Textabschnitt:
((

# Laptop bis ca. 550€ für Civilization 4



## axel25 (28. Juni 2009)

*Laptop bis ca. 550€ für Civilization 4*

Abend,

wie bereits im Titel gesagt, ich suche einen günstigen Latop für Civ4 und TrackMaina NationsForever!

Währe der in Ordnung? Wenn ja, mit der 9300M GS?

MfG
Axel25


----------



## Herbboy (28. Juni 2009)

*AW: Laptop bis ca. 550€ für Civilization 4*

also, reichen wird es schon, aber nicht mit höheren details, und bei großen welten könnte es auch knapp werden.

knapp über 550€: Notebooks MSI EX623GS-T3443VHP *Einstiegs-Gamer* das wäre wohl fst doppelt so stark für games. mit nem ähnlich starken spiele ich CIV4 auf welten bis "standard" (größer hab ich noch nicht probiert) bei 1280x800 problemlos, auch TMU forever


----------



## axel25 (29. Juni 2009)

*AW: Laptop bis ca. 550€ für Civilization 4*



Herbboy schrieb:


> also, reichen wird es schon, aber nicht mit höheren details, und bei großen welten könnte es auch knapp werden.
> 
> knapp über 550€: Notebooks MSI EX623GS-T3443VHP *Einstiegs-Gamer* das wäre wohl fst doppelt so stark für games. mit nem ähnlich starken spiele ich CIV4 auf welten bis "standard" (größer hab ich noch nicht probiert) bei 1280x800 problemlos, auch TMU forever



Hm, ok, dann muss wohl das Sparbuch dranglauben.
Danke für den Tipp

MfG


----------



## axel25 (30. Juni 2009)

*AW: Laptop bis ca. 550€ für Civilization 4*

Hm, genügt auch der Vostro?

Weil ansonsten müsst ich noch ein bißchen sparen.


----------



## Herbboy (30. Juni 2009)

*AW: Laptop bis ca. 550€ für Civilization 4*

du meinst vostro+9300m ? 

reichen ja. aber die 9500m wäre halt VIEL besser.

und btw: der vostro mit 9300m kostet inzwischen auch 599€, und der versand bei dell is nicht billig... der MIS kommt dich also sogar billiger ^^


----------



## axel25 (1. Juli 2009)

*AW: Laptop bis ca. 550€ für Civilization 4*



Herbboy schrieb:


> du meinst vostro+9300m ?
> 
> reichen ja. aber die 9500m wäre halt VIEL besser.

))

Angezeigte Daten:
((

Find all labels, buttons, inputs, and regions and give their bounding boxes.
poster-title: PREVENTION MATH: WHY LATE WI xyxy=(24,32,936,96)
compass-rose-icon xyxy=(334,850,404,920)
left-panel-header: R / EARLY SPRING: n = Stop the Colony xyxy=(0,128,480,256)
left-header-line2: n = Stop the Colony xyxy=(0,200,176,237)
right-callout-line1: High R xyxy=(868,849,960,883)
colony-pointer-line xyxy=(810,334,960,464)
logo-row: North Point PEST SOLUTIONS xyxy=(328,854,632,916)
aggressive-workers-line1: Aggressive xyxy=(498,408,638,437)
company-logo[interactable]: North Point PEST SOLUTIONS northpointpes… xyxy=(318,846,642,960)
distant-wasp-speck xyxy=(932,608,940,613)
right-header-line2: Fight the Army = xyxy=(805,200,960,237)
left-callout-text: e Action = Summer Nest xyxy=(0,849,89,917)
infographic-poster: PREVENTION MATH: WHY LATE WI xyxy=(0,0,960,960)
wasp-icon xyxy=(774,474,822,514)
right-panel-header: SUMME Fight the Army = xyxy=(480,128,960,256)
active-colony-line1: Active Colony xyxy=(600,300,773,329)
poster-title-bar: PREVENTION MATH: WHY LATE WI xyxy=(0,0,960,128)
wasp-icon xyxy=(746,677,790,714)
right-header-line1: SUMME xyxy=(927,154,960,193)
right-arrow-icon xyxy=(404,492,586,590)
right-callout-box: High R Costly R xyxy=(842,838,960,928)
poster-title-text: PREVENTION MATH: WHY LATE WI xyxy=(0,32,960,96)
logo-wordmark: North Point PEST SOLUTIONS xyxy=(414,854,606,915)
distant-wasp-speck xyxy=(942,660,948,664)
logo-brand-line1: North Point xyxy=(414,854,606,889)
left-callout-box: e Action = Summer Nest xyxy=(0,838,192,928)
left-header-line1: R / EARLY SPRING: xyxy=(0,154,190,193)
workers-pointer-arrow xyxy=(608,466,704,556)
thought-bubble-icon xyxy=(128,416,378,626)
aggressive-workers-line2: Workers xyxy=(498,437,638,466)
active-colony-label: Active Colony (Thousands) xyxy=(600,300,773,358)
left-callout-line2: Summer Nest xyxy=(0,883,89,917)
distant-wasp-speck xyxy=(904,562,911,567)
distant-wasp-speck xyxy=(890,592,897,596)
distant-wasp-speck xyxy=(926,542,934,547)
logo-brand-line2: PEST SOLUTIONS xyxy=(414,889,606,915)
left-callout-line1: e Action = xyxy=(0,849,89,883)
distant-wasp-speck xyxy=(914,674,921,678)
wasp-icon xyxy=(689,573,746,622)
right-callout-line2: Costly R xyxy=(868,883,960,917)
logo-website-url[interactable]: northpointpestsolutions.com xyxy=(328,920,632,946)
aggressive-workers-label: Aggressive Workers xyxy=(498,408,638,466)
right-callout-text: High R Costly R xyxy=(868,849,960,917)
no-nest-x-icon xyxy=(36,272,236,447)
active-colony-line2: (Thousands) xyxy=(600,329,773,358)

))

Gestellte Aufgabe: Setze den Forumsthread über einen Laptop für Civilization 4 nach dem letzten gezeigten Satz fort. Die Daten spielen hierfür keine Rolle.

Die Antwort:
> 
> und btw: der vostro mit 9300m kostet inzwischen auch 599€, und der versand bei dell is nicht billig... der MIS kommt dich also sogar billiger ^^



Hm, ne, 399€


----------



## Herbboy (1. Juli 2009)

*AW: Laptop bis ca. 550€ für Civilization 4*

ach so, wenn du das billigste nachkonfigurierst? ja, dann sind es 399€ + MWst.


----------



## axel25 (2. Juli 2009)

*AW: Laptop bis ca. 550€ für Civilization 4*



Herbboy schrieb:


> ach so, wenn du das billigste nachkonfigurierst? ja, dann sind es 399€ + MWst.



Au Sch....

Stimmt, muss ja noch die verdammte MWST dazurechnen

Hm, vllt. geht ja doch das MSI (wenn sich mein Opa spendabel zeigt)

Ach ja, wird wahrscheinlich vorerst ein Netbook, weil ich damit vorrnagig mein Buch schreiben will. Und Free-Civ packen die Dinger! (Habs am Pc meiner Mutter (Atom-Plattform) ausprobiert, läuft flüssig).

Hab gerade das hier gefunden. Geht das auch?


----------



## Herbboy (2. Juli 2009)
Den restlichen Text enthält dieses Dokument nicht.